■ Prompt ■
Recast every line of the material below as a numbered list, omitting any blank lines.

Items from a dataset:
-*-*-
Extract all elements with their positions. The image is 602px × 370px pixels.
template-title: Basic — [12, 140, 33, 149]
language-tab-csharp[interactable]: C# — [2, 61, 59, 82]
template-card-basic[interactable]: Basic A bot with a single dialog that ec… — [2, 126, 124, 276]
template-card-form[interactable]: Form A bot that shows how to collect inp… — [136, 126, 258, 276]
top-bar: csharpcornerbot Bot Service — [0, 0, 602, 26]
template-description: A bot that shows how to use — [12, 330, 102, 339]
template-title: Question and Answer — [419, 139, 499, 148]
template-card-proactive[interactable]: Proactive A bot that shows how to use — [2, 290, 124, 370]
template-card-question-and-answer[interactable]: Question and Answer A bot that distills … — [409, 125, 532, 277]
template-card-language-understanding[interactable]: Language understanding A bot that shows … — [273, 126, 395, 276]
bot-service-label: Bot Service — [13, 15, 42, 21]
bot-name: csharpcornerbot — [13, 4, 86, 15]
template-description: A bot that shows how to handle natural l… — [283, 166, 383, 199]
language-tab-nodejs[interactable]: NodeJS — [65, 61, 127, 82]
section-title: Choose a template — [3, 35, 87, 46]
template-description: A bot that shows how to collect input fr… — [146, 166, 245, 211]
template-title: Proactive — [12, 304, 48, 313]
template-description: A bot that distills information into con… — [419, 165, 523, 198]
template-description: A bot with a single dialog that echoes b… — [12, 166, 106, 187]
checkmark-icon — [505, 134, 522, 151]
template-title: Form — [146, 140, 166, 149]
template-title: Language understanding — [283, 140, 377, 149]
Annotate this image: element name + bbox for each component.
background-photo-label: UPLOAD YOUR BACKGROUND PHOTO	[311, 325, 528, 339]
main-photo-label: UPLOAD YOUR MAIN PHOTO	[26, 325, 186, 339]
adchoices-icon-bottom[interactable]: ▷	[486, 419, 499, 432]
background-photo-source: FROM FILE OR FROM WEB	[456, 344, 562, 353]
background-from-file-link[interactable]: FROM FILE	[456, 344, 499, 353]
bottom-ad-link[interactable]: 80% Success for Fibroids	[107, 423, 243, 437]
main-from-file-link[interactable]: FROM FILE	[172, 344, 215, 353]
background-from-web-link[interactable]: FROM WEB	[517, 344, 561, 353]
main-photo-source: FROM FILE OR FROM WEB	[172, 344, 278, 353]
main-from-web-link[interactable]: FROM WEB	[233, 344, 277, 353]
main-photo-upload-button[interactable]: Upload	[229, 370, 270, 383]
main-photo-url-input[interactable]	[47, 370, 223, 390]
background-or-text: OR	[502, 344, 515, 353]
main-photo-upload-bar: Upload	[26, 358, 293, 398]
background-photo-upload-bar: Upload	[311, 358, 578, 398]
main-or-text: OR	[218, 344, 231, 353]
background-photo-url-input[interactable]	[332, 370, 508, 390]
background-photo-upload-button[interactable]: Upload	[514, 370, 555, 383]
-*-*-
■ Solution below ■
1. Extract all elements with their positions. The image is 602px × 370px pixels.
2. template-title: Basic — [12, 140, 33, 149]
3. language-tab-csharp[interactable]: C# — [2, 61, 59, 82]
4. template-card-basic[interactable]: Basic A bot with a single dialog that ec… — [2, 126, 124, 276]
5. template-card-form[interactable]: Form A bot that shows how to collect inp… — [136, 126, 258, 276]
6. top-bar: csharpcornerbot Bot Service — [0, 0, 602, 26]
7. template-description: A bot that shows how to use — [12, 330, 102, 339]
8. template-title: Question and Answer — [419, 139, 499, 148]
9. template-card-proactive[interactable]: Proactive A bot that shows how to use — [2, 290, 124, 370]
10. template-card-question-and-answer[interactable]: Question and Answer A bot that distills … — [409, 125, 532, 277]
11. template-card-language-understanding[interactable]: Language understanding A bot that shows … — [273, 126, 395, 276]
12. bot-service-label: Bot Service — [13, 15, 42, 21]
13. bot-name: csharpcornerbot — [13, 4, 86, 15]
14. template-description: A bot that shows how to handle natural l… — [283, 166, 383, 199]
15. language-tab-nodejs[interactable]: NodeJS — [65, 61, 127, 82]
16. section-title: Choose a template — [3, 35, 87, 46]
17. template-description: A bot that shows how to collect input fr… — [146, 166, 245, 211]
18. template-title: Proactive — [12, 304, 48, 313]
19. template-description: A bot that distills information into con… — [419, 165, 523, 198]
20. template-description: A bot with a single dialog that echoes b… — [12, 166, 106, 187]
21. checkmark-icon — [505, 134, 522, 151]
22. template-title: Form — [146, 140, 166, 149]
23. template-title: Language understanding — [283, 140, 377, 149]
24. Annotate this image: element name + bbox for each component.
25. background-photo-label: UPLOAD YOUR BACKGROUND PHOTO	[311, 325, 528, 339]
26. main-photo-label: UPLOAD YOUR MAIN PHOTO	[26, 325, 186, 339]
27. adchoices-icon-bottom[interactable]: ▷	[486, 419, 499, 432]
28. background-photo-source: FROM FILE OR FROM WEB	[456, 344, 562, 353]
29. background-from-file-link[interactable]: FROM FILE	[456, 344, 499, 353]
30. bottom-ad-link[interactable]: 80% Success for Fibroids	[107, 423, 243, 437]
31. main-from-file-link[interactable]: FROM FILE	[172, 344, 215, 353]
32. background-from-web-link[interactable]: FROM WEB	[517, 344, 561, 353]
33. main-photo-source: FROM FILE OR FROM WEB	[172, 344, 278, 353]
34. main-from-web-link[interactable]: FROM WEB	[233, 344, 277, 353]
35. main-photo-upload-button[interactable]: Upload	[229, 370, 270, 383]
36. main-photo-url-input[interactable]	[47, 370, 223, 390]
37. background-or-text: OR	[502, 344, 515, 353]
38. main-photo-upload-bar: Upload	[26, 358, 293, 398]
39. background-photo-upload-bar: Upload	[311, 358, 578, 398]
40. main-or-text: OR	[218, 344, 231, 353]
41. background-photo-url-input[interactable]	[332, 370, 508, 390]
42. background-photo-upload-button[interactable]: Upload	[514, 370, 555, 383]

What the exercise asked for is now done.